◆ **REQUIRED ACTION**: Write out all the data again, exactly.

◆ **DATA**:
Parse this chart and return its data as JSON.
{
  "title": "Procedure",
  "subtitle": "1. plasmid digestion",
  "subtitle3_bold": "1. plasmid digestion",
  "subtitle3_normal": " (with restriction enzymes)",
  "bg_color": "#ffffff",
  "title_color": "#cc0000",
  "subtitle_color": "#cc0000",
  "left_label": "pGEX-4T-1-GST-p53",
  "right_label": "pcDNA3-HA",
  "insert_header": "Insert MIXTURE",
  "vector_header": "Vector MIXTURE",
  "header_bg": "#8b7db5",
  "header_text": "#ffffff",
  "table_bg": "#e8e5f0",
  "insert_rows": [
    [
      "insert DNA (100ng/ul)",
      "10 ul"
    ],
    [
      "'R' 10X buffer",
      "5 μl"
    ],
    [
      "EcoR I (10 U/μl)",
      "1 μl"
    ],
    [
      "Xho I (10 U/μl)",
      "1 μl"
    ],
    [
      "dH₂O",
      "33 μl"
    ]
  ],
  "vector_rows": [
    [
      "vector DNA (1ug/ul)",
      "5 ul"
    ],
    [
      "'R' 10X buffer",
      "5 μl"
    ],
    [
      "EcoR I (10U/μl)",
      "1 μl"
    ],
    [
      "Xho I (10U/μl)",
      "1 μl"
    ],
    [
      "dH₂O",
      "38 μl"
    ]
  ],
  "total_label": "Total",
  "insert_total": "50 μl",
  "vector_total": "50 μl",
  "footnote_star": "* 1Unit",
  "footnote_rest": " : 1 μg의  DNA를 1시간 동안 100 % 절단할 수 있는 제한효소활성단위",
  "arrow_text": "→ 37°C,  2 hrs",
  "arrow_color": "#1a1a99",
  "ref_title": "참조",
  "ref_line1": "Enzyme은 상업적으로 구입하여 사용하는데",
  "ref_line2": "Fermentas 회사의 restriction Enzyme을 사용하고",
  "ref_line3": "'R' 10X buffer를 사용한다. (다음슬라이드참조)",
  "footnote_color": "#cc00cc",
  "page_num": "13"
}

◆ **SOLUTION TO THE EXERCISE**:
Parse this chart and return its data as JSON.
{
  "title": "Procedure",
  "subtitle": "1. plasmid digestion",
  "subtitle3_bold": "1. plasmid digestion",
  "subtitle3_normal": " (with restriction enzymes)",
  "bg_color": "#ffffff",
  "title_color": "#cc0000",
  "subtitle_color": "#cc0000",
  "left_label": "pGEX-4T-1-GST-p53",
  "right_label": "pcDNA3-HA",
  "insert_header": "Insert MIXTURE",
  "vector_header": "Vector MIXTURE",
  "header_bg": "#8b7db5",
  "header_text": "#ffffff",
  "table_bg": "#e8e5f0",
  "insert_rows": [
    [
      "insert DNA (100ng/ul)",
      "10 ul"
    ],
    [
      "'R' 10X buffer",
      "5 μl"
    ],
    [
      "EcoR I (10 U/μl)",
      "1 μl"
    ],
    [
      "Xho I (10 U/μl)",
      "1 μl"
    ],
    [
      "dH₂O",
      "33 μl"
    ]
  ],
  "vector_rows": [
    [
      "vector DNA (1ug/ul)",
      "5 ul"
    ],
    [
      "'R' 10X buffer",
      "5 μl"
    ],
    [
      "EcoR I (10U/μl)",
      "1 μl"
    ],
    [
      "Xho I (10U/μl)",
      "1 μl"
    ],
    [
      "dH₂O",
      "38 μl"
    ]
  ],
  "total_label": "Total",
  "insert_total": "50 μl",
  "vector_total": "50 μl",
  "footnote_star": "* 1Unit",
  "footnote_rest": " : 1 μg의  DNA를 1시간 동안 100 % 절단할 수 있는 제한효소활성단위",
  "arrow_text": "→ 37°C,  2 hrs",
  "arrow_color": "#1a1a99",
  "ref_title": "참조",
  "ref_line1": "Enzyme은 상업적으로 구입하여 사용하는데",
  "ref_line2": "Fermentas 회사의 restriction Enzyme을 사용하고",
  "ref_line3": "'R' 10X buffer를 사용한다. (다음슬라이드참조)",
  "footnote_color": "#cc00cc",
  "page_num": "13"
}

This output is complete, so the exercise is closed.